→ **What you should do**
In the records below, tally every line containing "организаций". Report only the total.
***** Information shown *****
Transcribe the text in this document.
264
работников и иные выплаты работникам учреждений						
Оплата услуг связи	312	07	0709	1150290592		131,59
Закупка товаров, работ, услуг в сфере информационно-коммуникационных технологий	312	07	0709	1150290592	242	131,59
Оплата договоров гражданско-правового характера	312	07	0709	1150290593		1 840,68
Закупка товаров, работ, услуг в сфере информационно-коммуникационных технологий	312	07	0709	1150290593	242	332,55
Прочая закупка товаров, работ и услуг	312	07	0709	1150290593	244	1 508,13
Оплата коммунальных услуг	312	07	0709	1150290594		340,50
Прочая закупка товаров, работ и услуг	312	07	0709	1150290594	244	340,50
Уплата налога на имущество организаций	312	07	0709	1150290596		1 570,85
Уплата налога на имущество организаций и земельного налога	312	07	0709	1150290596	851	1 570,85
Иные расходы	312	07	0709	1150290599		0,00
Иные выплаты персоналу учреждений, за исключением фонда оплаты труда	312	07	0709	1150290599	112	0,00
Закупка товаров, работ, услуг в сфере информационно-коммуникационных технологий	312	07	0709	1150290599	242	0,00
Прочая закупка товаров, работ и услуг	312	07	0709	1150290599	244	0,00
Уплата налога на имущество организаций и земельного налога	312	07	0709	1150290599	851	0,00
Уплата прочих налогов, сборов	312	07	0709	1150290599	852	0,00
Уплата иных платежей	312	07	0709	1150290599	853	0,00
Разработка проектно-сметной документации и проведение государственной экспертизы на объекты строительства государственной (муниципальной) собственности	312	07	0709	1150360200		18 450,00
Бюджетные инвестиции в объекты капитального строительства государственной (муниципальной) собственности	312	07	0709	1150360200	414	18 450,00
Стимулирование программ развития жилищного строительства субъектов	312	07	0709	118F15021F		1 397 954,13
*****
→ **The solution**
3